= PROBLEM TO WORK ON =
Arrange everything from the beginning of the data down to the line containing "badge-7: 7 bbox=[1884, 0, 1927, 44]", that line included, as a numbered list, leaving out any blank lines.

— start PROVIDED ENTRIES —

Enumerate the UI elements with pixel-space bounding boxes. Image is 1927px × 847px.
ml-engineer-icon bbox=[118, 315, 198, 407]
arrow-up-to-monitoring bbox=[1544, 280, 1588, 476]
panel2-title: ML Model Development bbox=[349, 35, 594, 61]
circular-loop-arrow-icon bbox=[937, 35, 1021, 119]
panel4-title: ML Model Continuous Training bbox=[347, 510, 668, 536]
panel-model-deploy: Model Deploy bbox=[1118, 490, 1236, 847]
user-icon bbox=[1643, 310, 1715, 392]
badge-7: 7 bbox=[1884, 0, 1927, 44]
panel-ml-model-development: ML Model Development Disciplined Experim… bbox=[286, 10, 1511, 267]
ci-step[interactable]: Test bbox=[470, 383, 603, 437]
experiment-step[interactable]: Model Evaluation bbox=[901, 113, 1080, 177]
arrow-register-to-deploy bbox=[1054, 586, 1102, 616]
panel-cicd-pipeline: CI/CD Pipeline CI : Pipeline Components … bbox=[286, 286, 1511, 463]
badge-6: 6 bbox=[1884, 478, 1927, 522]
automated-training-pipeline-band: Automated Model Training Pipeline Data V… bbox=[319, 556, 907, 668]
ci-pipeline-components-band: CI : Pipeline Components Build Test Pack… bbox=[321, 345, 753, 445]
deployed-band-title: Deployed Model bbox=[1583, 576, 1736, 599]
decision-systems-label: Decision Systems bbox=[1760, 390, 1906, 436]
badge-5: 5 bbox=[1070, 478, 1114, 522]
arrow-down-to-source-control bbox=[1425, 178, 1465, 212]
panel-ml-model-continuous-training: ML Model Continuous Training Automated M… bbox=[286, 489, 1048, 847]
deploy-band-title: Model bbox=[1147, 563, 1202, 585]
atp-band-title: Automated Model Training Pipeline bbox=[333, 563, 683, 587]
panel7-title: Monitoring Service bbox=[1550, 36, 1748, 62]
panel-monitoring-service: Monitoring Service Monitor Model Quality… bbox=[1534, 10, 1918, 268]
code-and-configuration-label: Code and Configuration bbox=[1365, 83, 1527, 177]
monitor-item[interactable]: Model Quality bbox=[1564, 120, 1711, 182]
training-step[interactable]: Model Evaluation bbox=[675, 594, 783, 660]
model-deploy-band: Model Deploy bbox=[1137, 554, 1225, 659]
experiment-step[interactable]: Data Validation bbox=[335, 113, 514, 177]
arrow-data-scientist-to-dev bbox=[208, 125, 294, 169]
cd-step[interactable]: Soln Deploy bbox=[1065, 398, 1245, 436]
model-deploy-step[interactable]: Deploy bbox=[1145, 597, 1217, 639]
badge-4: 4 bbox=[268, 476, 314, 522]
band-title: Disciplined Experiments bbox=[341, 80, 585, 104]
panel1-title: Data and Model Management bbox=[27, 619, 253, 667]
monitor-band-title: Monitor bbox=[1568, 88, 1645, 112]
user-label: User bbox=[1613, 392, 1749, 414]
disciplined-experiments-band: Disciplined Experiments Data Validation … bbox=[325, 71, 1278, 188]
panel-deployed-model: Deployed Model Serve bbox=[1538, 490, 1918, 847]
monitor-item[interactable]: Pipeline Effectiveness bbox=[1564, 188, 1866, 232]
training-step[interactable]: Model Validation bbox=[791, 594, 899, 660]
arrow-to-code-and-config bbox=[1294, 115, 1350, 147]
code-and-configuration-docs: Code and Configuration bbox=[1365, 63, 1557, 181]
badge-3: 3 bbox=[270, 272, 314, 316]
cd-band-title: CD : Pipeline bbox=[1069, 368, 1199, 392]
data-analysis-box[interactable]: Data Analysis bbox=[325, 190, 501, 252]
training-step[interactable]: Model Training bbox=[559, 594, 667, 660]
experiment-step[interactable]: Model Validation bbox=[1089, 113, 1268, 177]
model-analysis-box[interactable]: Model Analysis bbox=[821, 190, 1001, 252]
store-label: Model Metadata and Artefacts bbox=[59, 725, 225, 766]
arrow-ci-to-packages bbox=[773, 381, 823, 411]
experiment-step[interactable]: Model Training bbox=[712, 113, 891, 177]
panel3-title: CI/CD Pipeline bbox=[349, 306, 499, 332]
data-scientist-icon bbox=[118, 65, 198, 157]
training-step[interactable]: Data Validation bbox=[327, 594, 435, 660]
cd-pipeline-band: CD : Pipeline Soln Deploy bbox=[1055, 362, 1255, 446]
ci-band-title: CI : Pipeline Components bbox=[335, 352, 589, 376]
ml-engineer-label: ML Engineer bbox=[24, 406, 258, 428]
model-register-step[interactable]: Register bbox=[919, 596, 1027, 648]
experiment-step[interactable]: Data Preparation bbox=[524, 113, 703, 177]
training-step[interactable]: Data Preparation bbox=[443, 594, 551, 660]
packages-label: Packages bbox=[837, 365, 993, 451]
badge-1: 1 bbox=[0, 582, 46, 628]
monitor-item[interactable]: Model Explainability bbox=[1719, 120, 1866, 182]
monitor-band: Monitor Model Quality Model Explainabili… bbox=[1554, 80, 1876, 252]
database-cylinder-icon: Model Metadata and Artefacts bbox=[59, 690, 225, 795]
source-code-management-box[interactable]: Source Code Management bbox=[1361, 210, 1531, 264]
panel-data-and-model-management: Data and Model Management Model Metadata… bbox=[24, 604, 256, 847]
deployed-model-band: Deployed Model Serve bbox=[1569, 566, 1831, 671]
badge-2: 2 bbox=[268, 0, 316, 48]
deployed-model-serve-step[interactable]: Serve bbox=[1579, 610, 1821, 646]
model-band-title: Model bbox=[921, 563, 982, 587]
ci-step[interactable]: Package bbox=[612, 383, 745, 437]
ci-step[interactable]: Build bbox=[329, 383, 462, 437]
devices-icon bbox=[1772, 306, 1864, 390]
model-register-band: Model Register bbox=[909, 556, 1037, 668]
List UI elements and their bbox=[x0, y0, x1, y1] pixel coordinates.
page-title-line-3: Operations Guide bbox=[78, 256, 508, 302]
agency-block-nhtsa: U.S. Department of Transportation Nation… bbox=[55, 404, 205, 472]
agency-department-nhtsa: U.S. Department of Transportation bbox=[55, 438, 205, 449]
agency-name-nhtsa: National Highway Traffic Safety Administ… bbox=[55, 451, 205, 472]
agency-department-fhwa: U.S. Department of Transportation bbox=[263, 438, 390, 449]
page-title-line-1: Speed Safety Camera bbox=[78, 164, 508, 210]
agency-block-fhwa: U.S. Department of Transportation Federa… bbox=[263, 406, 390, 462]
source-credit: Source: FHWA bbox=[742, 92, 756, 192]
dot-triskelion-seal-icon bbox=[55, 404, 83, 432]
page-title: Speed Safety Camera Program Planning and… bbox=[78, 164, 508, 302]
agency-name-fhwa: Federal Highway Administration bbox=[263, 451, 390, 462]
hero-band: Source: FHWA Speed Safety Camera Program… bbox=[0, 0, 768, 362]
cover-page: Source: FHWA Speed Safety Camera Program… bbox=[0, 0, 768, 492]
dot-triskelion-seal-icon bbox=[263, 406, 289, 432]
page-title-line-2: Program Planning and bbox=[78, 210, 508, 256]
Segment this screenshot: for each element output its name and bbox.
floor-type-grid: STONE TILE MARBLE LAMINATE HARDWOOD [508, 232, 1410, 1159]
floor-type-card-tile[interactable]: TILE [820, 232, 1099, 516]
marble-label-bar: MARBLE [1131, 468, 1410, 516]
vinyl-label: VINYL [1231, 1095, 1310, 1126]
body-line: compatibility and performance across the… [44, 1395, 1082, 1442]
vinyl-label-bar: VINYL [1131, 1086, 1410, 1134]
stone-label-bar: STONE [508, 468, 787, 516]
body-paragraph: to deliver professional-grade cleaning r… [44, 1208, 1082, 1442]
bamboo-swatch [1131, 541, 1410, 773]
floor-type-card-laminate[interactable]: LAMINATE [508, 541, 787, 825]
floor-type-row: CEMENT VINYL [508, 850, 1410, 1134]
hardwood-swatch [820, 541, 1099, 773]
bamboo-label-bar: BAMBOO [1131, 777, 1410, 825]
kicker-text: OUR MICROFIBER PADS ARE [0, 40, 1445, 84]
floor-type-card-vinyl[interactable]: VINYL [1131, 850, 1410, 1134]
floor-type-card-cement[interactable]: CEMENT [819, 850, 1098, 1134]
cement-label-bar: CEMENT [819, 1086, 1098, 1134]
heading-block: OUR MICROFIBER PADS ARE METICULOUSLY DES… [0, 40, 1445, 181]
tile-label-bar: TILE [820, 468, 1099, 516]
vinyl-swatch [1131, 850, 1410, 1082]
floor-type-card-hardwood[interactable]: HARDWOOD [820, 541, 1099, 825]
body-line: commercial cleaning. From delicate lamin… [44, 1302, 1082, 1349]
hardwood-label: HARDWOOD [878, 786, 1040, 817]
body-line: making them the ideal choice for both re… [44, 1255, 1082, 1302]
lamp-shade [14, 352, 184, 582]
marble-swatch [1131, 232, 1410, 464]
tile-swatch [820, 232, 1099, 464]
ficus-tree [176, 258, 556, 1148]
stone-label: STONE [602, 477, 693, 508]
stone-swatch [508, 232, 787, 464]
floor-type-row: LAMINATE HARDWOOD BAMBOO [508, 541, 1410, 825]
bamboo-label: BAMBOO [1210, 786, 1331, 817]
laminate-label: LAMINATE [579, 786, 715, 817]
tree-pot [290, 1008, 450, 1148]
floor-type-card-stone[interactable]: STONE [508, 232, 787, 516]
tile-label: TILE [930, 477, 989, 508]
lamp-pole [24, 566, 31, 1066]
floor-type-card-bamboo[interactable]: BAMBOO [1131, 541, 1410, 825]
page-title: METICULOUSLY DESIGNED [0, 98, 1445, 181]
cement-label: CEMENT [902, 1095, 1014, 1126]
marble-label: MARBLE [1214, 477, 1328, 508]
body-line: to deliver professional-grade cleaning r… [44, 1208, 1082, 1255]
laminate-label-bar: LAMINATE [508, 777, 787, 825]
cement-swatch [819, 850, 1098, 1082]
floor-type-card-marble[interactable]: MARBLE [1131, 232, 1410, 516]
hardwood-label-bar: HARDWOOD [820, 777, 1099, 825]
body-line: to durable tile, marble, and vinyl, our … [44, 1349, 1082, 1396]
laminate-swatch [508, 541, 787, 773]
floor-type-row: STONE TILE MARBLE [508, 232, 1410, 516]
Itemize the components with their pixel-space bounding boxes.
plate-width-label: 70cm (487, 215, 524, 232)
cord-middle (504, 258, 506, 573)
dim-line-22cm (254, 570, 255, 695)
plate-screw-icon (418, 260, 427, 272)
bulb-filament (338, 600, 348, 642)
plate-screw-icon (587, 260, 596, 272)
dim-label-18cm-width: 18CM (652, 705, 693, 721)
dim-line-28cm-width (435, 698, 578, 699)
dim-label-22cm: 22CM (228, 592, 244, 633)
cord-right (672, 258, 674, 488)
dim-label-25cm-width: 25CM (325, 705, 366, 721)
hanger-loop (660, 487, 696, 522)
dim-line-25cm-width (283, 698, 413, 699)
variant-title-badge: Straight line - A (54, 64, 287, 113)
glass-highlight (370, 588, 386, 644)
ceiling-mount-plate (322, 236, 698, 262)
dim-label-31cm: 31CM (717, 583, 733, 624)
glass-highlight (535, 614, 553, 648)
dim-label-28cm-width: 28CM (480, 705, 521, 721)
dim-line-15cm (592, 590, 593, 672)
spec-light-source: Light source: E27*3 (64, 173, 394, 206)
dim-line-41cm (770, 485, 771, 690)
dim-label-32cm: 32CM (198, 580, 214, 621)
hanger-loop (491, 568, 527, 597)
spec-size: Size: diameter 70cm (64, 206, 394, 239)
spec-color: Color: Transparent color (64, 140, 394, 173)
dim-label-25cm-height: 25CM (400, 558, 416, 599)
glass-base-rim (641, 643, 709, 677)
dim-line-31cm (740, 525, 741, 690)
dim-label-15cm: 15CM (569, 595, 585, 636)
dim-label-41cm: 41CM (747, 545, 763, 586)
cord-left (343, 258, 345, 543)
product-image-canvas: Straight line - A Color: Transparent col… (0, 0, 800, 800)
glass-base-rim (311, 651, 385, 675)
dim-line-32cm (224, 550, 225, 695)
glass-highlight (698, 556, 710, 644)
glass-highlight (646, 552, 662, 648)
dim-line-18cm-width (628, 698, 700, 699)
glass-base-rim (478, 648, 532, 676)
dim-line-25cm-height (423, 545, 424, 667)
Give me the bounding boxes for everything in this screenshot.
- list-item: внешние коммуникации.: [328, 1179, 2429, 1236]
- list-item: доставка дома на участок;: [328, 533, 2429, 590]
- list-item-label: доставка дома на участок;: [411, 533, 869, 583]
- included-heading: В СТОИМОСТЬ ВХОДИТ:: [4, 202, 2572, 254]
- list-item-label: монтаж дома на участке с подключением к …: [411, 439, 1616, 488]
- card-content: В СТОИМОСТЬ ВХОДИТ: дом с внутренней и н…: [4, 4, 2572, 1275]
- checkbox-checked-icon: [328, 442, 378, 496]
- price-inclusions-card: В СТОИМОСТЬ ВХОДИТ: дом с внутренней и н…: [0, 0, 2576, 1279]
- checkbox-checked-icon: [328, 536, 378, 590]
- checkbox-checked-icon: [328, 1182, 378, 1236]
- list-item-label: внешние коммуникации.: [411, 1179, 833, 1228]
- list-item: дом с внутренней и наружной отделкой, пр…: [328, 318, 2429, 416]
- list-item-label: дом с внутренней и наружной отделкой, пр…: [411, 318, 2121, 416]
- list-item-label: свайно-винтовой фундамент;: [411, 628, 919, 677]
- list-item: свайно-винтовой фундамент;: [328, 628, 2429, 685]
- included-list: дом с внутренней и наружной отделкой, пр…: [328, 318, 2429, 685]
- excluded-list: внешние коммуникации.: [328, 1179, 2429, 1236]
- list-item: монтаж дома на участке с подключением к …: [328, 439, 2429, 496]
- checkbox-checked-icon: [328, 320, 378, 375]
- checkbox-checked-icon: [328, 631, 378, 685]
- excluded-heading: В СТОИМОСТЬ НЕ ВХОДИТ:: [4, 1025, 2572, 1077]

— end PROVIDED ENTRIES —

= THE ANSWER =
1. Enumerate the UI elements with pixel-space bounding boxes. Image is 1927px × 847px.
2. ml-engineer-icon bbox=[118, 315, 198, 407]
3. arrow-up-to-monitoring bbox=[1544, 280, 1588, 476]
4. panel2-title: ML Model Development bbox=[349, 35, 594, 61]
5. circular-loop-arrow-icon bbox=[937, 35, 1021, 119]
6. panel4-title: ML Model Continuous Training bbox=[347, 510, 668, 536]
7. panel-model-deploy: Model Deploy bbox=[1118, 490, 1236, 847]
8. user-icon bbox=[1643, 310, 1715, 392]
9. badge-7: 7 bbox=[1884, 0, 1927, 44]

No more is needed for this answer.